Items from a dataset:

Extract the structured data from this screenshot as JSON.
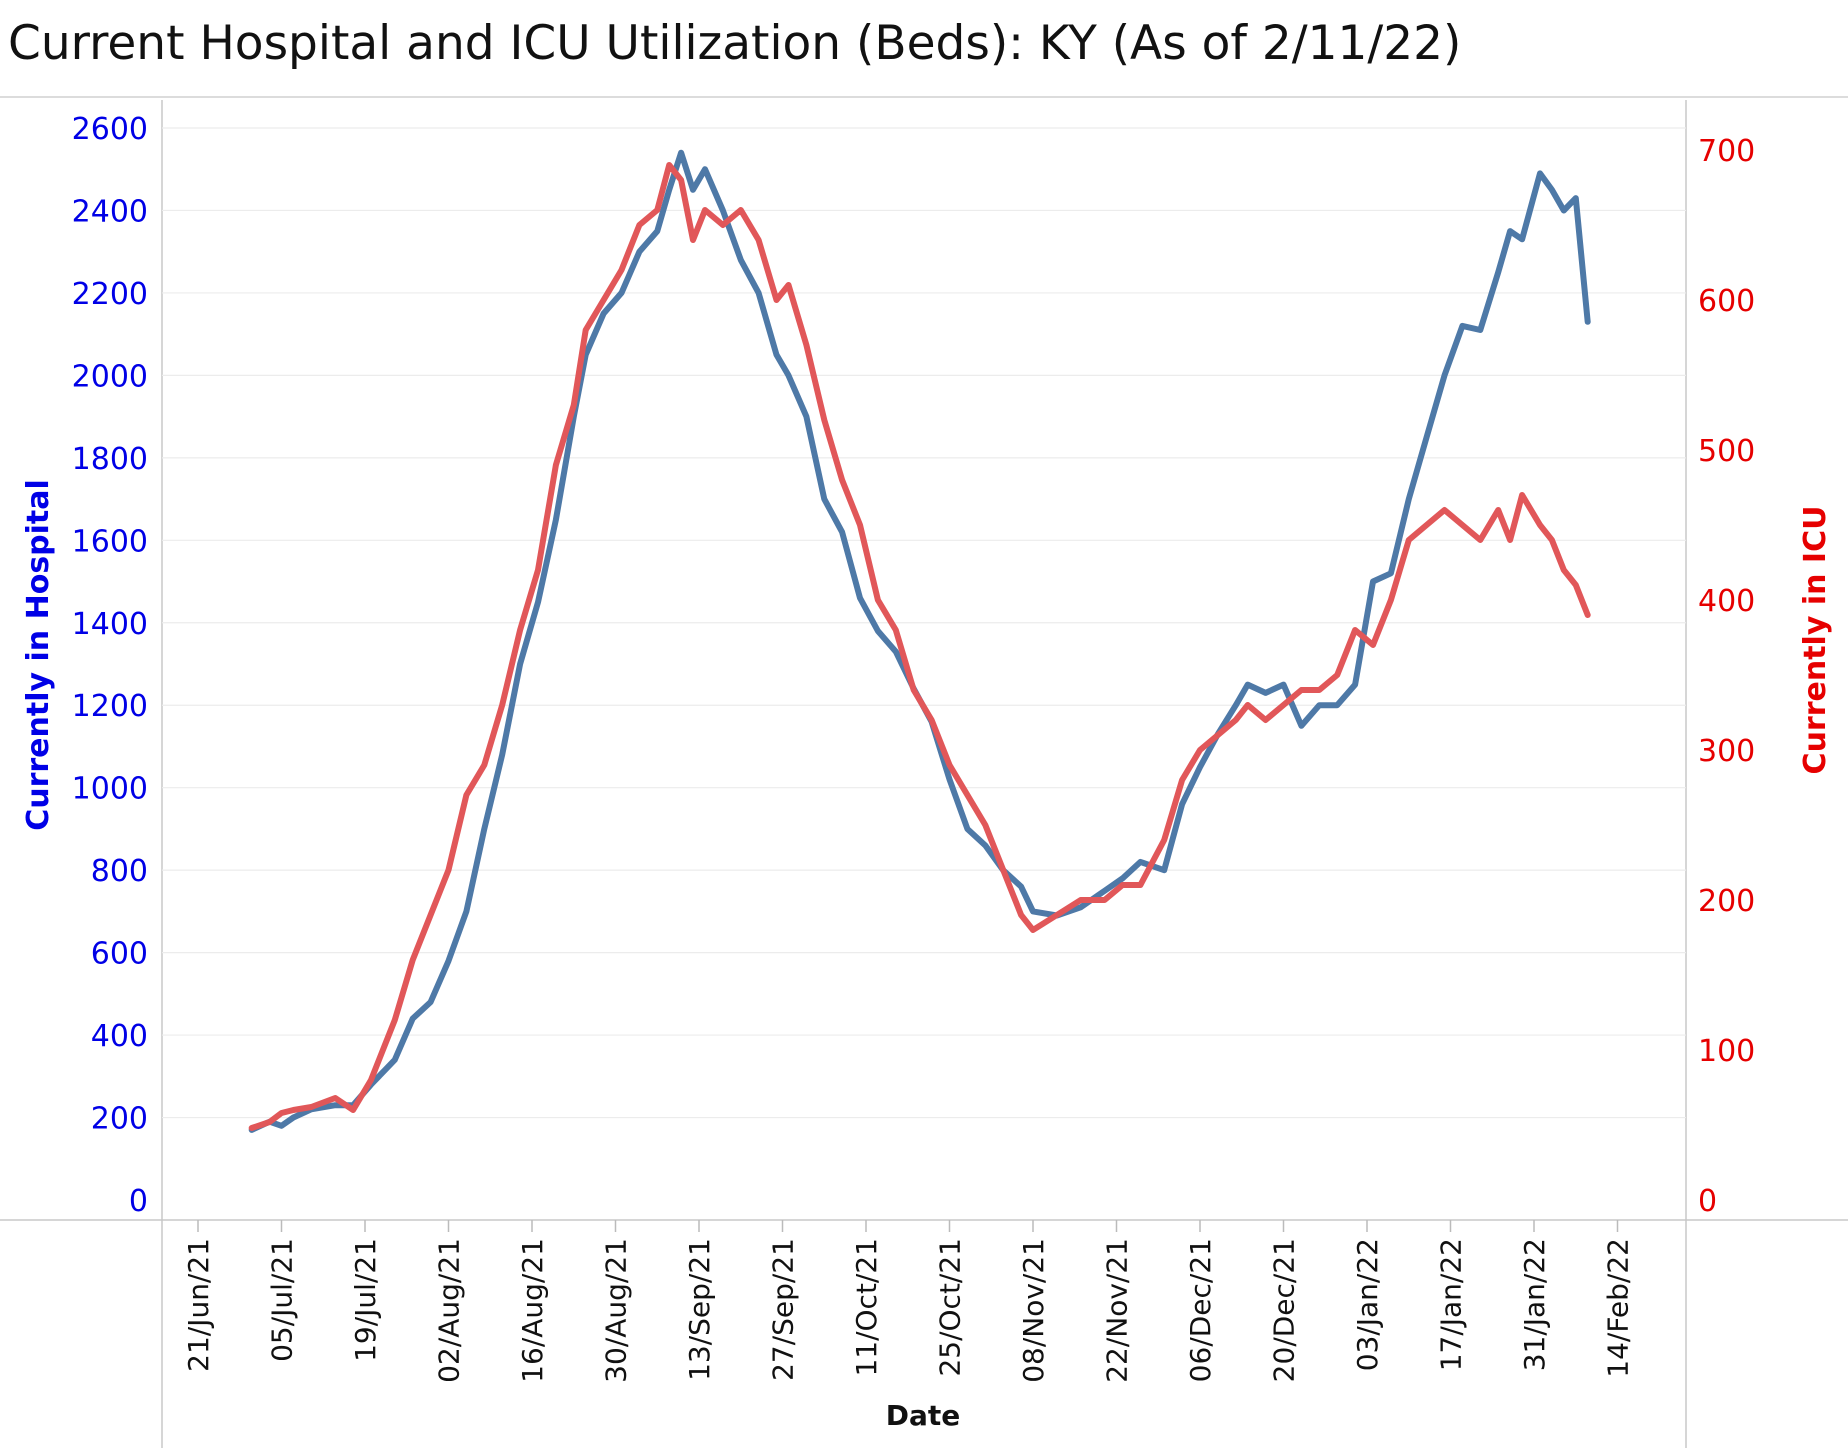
{
  "chart_data": {
    "type": "line",
    "title": "Current Hospital and ICU Utilization (Beds):  KY (As of 2/11/22)",
    "xlabel": "Date",
    "ylabel_left": "Currently in Hospital",
    "ylabel_right": "Currently in ICU",
    "ylim_left": [
      0,
      2600
    ],
    "ylim_right": [
      0,
      700
    ],
    "left_ticks": [
      0,
      200,
      400,
      600,
      800,
      1000,
      1200,
      1400,
      1600,
      1800,
      2000,
      2200,
      2400,
      2600
    ],
    "right_ticks": [
      0,
      100,
      200,
      300,
      400,
      500,
      600,
      700
    ],
    "x_tick_labels": [
      "21/Jun/21",
      "05/Jul/21",
      "19/Jul/21",
      "02/Aug/21",
      "16/Aug/21",
      "30/Aug/21",
      "13/Sep/21",
      "27/Sep/21",
      "11/Oct/21",
      "25/Oct/21",
      "08/Nov/21",
      "22/Nov/21",
      "06/Dec/21",
      "20/Dec/21",
      "03/Jan/22",
      "17/Jan/22",
      "31/Jan/22",
      "14/Feb/22"
    ],
    "grid": true,
    "series": [
      {
        "name": "Currently in Hospital",
        "axis": "left",
        "color": "#4e79a7",
        "x": [
          "2021-06-30",
          "2021-07-03",
          "2021-07-05",
          "2021-07-07",
          "2021-07-10",
          "2021-07-14",
          "2021-07-17",
          "2021-07-20",
          "2021-07-24",
          "2021-07-27",
          "2021-07-30",
          "2021-08-02",
          "2021-08-05",
          "2021-08-08",
          "2021-08-11",
          "2021-08-14",
          "2021-08-17",
          "2021-08-20",
          "2021-08-23",
          "2021-08-25",
          "2021-08-28",
          "2021-08-31",
          "2021-09-03",
          "2021-09-06",
          "2021-09-08",
          "2021-09-10",
          "2021-09-12",
          "2021-09-14",
          "2021-09-17",
          "2021-09-20",
          "2021-09-23",
          "2021-09-26",
          "2021-09-28",
          "2021-10-01",
          "2021-10-04",
          "2021-10-07",
          "2021-10-10",
          "2021-10-13",
          "2021-10-16",
          "2021-10-19",
          "2021-10-22",
          "2021-10-25",
          "2021-10-28",
          "2021-10-31",
          "2021-11-03",
          "2021-11-06",
          "2021-11-08",
          "2021-11-12",
          "2021-11-16",
          "2021-11-20",
          "2021-11-23",
          "2021-11-26",
          "2021-11-30",
          "2021-12-03",
          "2021-12-06",
          "2021-12-09",
          "2021-12-12",
          "2021-12-14",
          "2021-12-17",
          "2021-12-20",
          "2021-12-23",
          "2021-12-26",
          "2021-12-29",
          "2022-01-01",
          "2022-01-04",
          "2022-01-07",
          "2022-01-10",
          "2022-01-13",
          "2022-01-16",
          "2022-01-19",
          "2022-01-22",
          "2022-01-25",
          "2022-01-27",
          "2022-01-29",
          "2022-02-01",
          "2022-02-03",
          "2022-02-05",
          "2022-02-07",
          "2022-02-09"
        ],
        "values": [
          170,
          190,
          180,
          200,
          220,
          230,
          230,
          280,
          340,
          440,
          480,
          580,
          700,
          900,
          1080,
          1300,
          1450,
          1650,
          1900,
          2050,
          2150,
          2200,
          2300,
          2350,
          2450,
          2540,
          2450,
          2500,
          2400,
          2280,
          2200,
          2050,
          2000,
          1900,
          1700,
          1620,
          1460,
          1380,
          1330,
          1240,
          1160,
          1020,
          900,
          860,
          800,
          760,
          700,
          690,
          710,
          750,
          780,
          820,
          800,
          960,
          1050,
          1130,
          1200,
          1250,
          1230,
          1250,
          1150,
          1200,
          1200,
          1250,
          1500,
          1520,
          1700,
          1850,
          2000,
          2120,
          2110,
          2250,
          2350,
          2330,
          2490,
          2450,
          2400,
          2430,
          2130
        ]
      },
      {
        "name": "Currently in ICU",
        "axis": "right",
        "color": "#e15759",
        "x": [
          "2021-06-30",
          "2021-07-03",
          "2021-07-05",
          "2021-07-07",
          "2021-07-10",
          "2021-07-14",
          "2021-07-17",
          "2021-07-20",
          "2021-07-24",
          "2021-07-27",
          "2021-07-30",
          "2021-08-02",
          "2021-08-05",
          "2021-08-08",
          "2021-08-11",
          "2021-08-14",
          "2021-08-17",
          "2021-08-20",
          "2021-08-23",
          "2021-08-25",
          "2021-08-28",
          "2021-08-31",
          "2021-09-03",
          "2021-09-06",
          "2021-09-08",
          "2021-09-10",
          "2021-09-12",
          "2021-09-14",
          "2021-09-17",
          "2021-09-20",
          "2021-09-23",
          "2021-09-26",
          "2021-09-28",
          "2021-10-01",
          "2021-10-04",
          "2021-10-07",
          "2021-10-10",
          "2021-10-13",
          "2021-10-16",
          "2021-10-19",
          "2021-10-22",
          "2021-10-25",
          "2021-10-28",
          "2021-10-31",
          "2021-11-03",
          "2021-11-06",
          "2021-11-08",
          "2021-11-12",
          "2021-11-16",
          "2021-11-20",
          "2021-11-23",
          "2021-11-26",
          "2021-11-30",
          "2021-12-03",
          "2021-12-06",
          "2021-12-09",
          "2021-12-12",
          "2021-12-14",
          "2021-12-17",
          "2021-12-20",
          "2021-12-23",
          "2021-12-26",
          "2021-12-29",
          "2022-01-01",
          "2022-01-04",
          "2022-01-07",
          "2022-01-10",
          "2022-01-13",
          "2022-01-16",
          "2022-01-19",
          "2022-01-22",
          "2022-01-25",
          "2022-01-27",
          "2022-01-29",
          "2022-02-01",
          "2022-02-03",
          "2022-02-05",
          "2022-02-07",
          "2022-02-09"
        ],
        "values": [
          48,
          52,
          58,
          60,
          62,
          68,
          60,
          80,
          120,
          160,
          190,
          220,
          270,
          290,
          330,
          380,
          420,
          490,
          530,
          580,
          600,
          620,
          650,
          660,
          690,
          680,
          640,
          660,
          650,
          660,
          640,
          600,
          610,
          570,
          520,
          480,
          450,
          400,
          380,
          340,
          320,
          290,
          270,
          250,
          220,
          190,
          180,
          190,
          200,
          200,
          210,
          210,
          240,
          280,
          300,
          310,
          320,
          330,
          320,
          330,
          340,
          340,
          350,
          380,
          370,
          400,
          440,
          450,
          460,
          450,
          440,
          460,
          440,
          470,
          450,
          440,
          420,
          410,
          390
        ]
      }
    ]
  }
}
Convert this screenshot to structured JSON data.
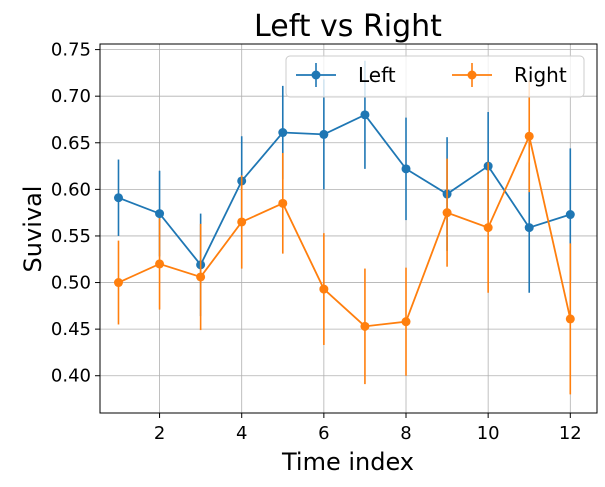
{
  "chart_data": {
    "type": "line",
    "title": "Left vs Right",
    "xlabel": "Time index",
    "ylabel": "Suvival",
    "x": [
      1,
      2,
      3,
      4,
      5,
      6,
      7,
      8,
      9,
      10,
      11,
      12
    ],
    "xlim": [
      0.55,
      12.65
    ],
    "ylim": [
      0.36,
      0.756
    ],
    "xticks": [
      2,
      4,
      6,
      8,
      10,
      12
    ],
    "yticks": [
      0.4,
      0.45,
      0.5,
      0.55,
      0.6,
      0.65,
      0.7,
      0.75
    ],
    "ytick_labels": [
      "0.40",
      "0.45",
      "0.50",
      "0.55",
      "0.60",
      "0.65",
      "0.70",
      "0.75"
    ],
    "grid": true,
    "legend_placement": "top-right",
    "series": [
      {
        "name": "Left",
        "color": "#1f77b4",
        "values": [
          0.591,
          0.574,
          0.519,
          0.609,
          0.661,
          0.659,
          0.68,
          0.622,
          0.595,
          0.625,
          0.559,
          0.573
        ],
        "errors": [
          0.041,
          0.046,
          0.055,
          0.048,
          0.05,
          0.059,
          0.058,
          0.055,
          0.061,
          0.058,
          0.07,
          0.071
        ]
      },
      {
        "name": "Right",
        "color": "#ff7f0e",
        "values": [
          0.5,
          0.52,
          0.506,
          0.565,
          0.585,
          0.493,
          0.453,
          0.458,
          0.575,
          0.559,
          0.657,
          0.461
        ],
        "errors": [
          0.045,
          0.049,
          0.057,
          0.05,
          0.054,
          0.06,
          0.062,
          0.058,
          0.058,
          0.07,
          0.06,
          0.081
        ]
      }
    ]
  }
}
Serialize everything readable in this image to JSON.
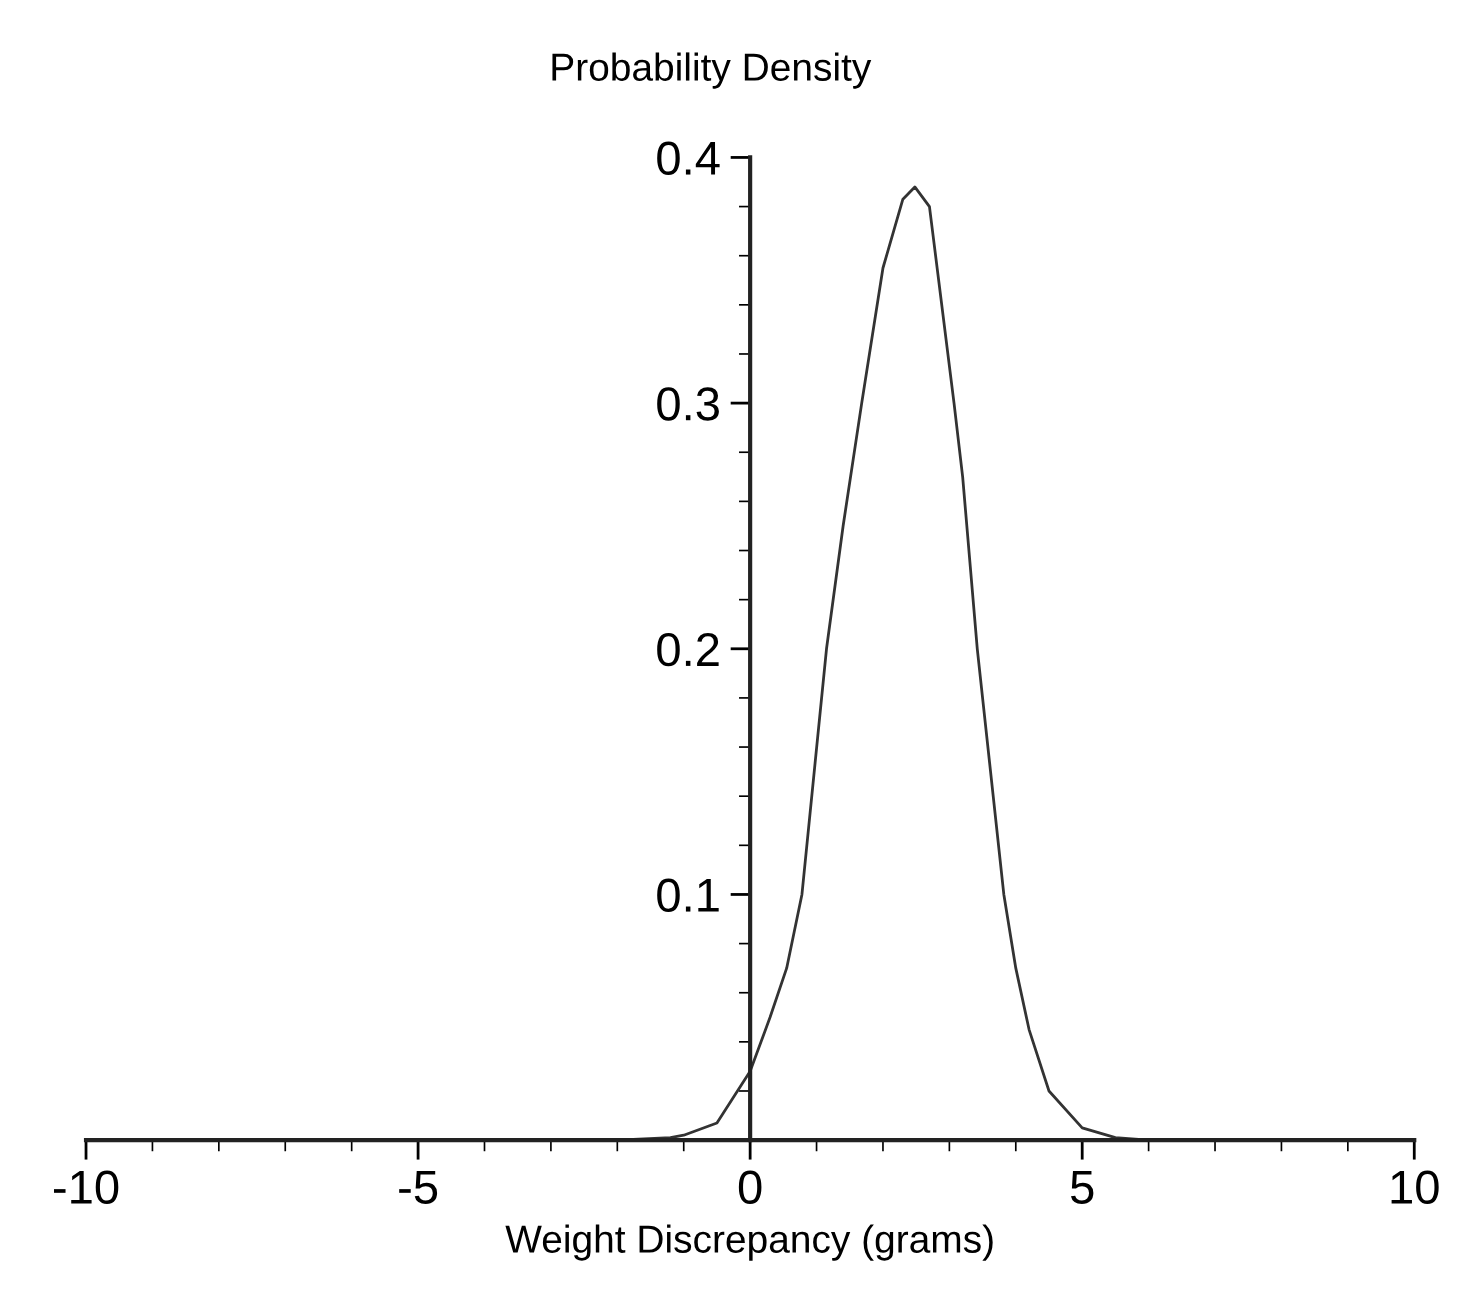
{
  "chart_data": {
    "type": "line",
    "ylabel": "Probability Density",
    "xlabel": "Weight Discrepancy (grams)",
    "x": [
      -10,
      -2,
      -1.2,
      -1,
      -0.5,
      0,
      0.3,
      0.55,
      0.78,
      1.15,
      1.4,
      1.68,
      2.0,
      2.3,
      2.48,
      2.7,
      3.07,
      3.2,
      3.42,
      3.82,
      4.0,
      4.2,
      4.5,
      5,
      5.5,
      6,
      10
    ],
    "series": [
      {
        "color": "#333333",
        "values": [
          0,
          0,
          0.001,
          0.002,
          0.007,
          0.028,
          0.05,
          0.07,
          0.1,
          0.2,
          0.25,
          0.3,
          0.355,
          0.383,
          0.388,
          0.38,
          0.3,
          0.27,
          0.2,
          0.1,
          0.07,
          0.045,
          0.02,
          0.005,
          0.001,
          0,
          0
        ]
      }
    ],
    "xlim": [
      -10,
      10
    ],
    "ylim": [
      0,
      0.4
    ],
    "xticks": [
      -10,
      -5,
      0,
      5,
      10
    ],
    "yticks": [
      0.1,
      0.2,
      0.3,
      0.4
    ],
    "grid": false,
    "legend": false,
    "marker": "none",
    "line_style": "solid"
  }
}
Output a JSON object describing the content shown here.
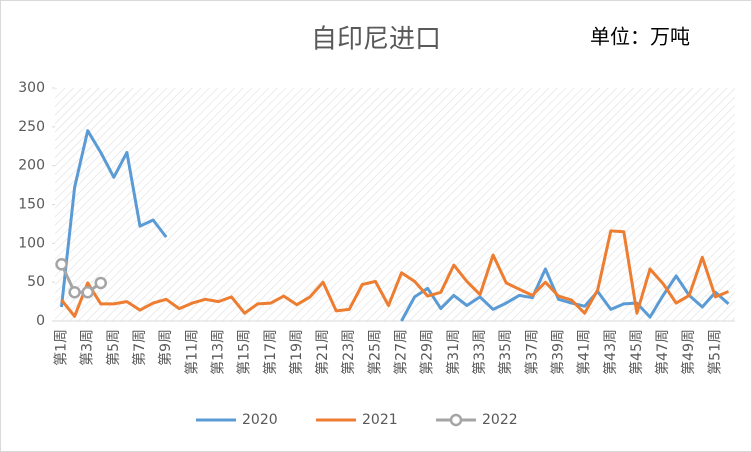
{
  "chart_data": {
    "type": "line",
    "title": "自印尼进口",
    "annotation": "单位：万吨",
    "categories": [
      "第1周",
      null,
      "第3周",
      null,
      "第5周",
      null,
      "第7周",
      null,
      "第9周",
      null,
      "第11周",
      null,
      "第13周",
      null,
      "第15周",
      null,
      "第17周",
      null,
      "第19周",
      null,
      "第21周",
      null,
      "第23周",
      null,
      "第25周",
      null,
      "第27周",
      null,
      "第29周",
      null,
      "第31周",
      null,
      "第33周",
      null,
      "第35周",
      null,
      "第37周",
      null,
      "第39周",
      null,
      "第41周",
      null,
      "第43周",
      null,
      "第45周",
      null,
      "第47周",
      null,
      "第49周",
      null,
      "第51周",
      null
    ],
    "series": [
      {
        "name": "2020",
        "color": "#5b9bd5",
        "markers": false,
        "values": [
          18,
          172,
          245,
          217,
          185,
          217,
          122,
          130,
          108,
          null,
          null,
          null,
          null,
          null,
          null,
          null,
          null,
          null,
          null,
          null,
          null,
          null,
          null,
          null,
          null,
          null,
          0,
          31,
          42,
          16,
          33,
          20,
          31,
          15,
          23,
          33,
          30,
          67,
          28,
          23,
          19,
          38,
          15,
          22,
          23,
          5,
          33,
          58,
          33,
          18,
          37,
          22
        ]
      },
      {
        "name": "2021",
        "color": "#ed7d31",
        "markers": false,
        "values": [
          27,
          6,
          49,
          22,
          22,
          25,
          14,
          23,
          28,
          16,
          23,
          28,
          25,
          31,
          10,
          22,
          23,
          32,
          21,
          31,
          50,
          13,
          15,
          47,
          51,
          20,
          62,
          51,
          32,
          37,
          72,
          51,
          34,
          85,
          49,
          41,
          33,
          50,
          32,
          27,
          10,
          40,
          116,
          115,
          10,
          67,
          48,
          23,
          33,
          82,
          31,
          38
        ]
      },
      {
        "name": "2022",
        "color": "#a5a5a5",
        "markers": true,
        "values": [
          73,
          37,
          37,
          49,
          null,
          null,
          null,
          null,
          null,
          null,
          null,
          null,
          null,
          null,
          null,
          null,
          null,
          null,
          null,
          null,
          null,
          null,
          null,
          null,
          null,
          null,
          null,
          null,
          null,
          null,
          null,
          null,
          null,
          null,
          null,
          null,
          null,
          null,
          null,
          null,
          null,
          null,
          null,
          null,
          null,
          null,
          null,
          null,
          null,
          null,
          null,
          null
        ]
      }
    ],
    "ylim": [
      0,
      300
    ],
    "yticks": [
      0,
      50,
      100,
      150,
      200,
      250,
      300
    ],
    "legend": "bottom"
  }
}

### Exercise details
Return each line where "this" shows up.

### Exercise solution
Extract the structured data from this screenshot as JSON.
Convert this screenshot to structured JSON data.
Serialize everything readable in this image to JSON.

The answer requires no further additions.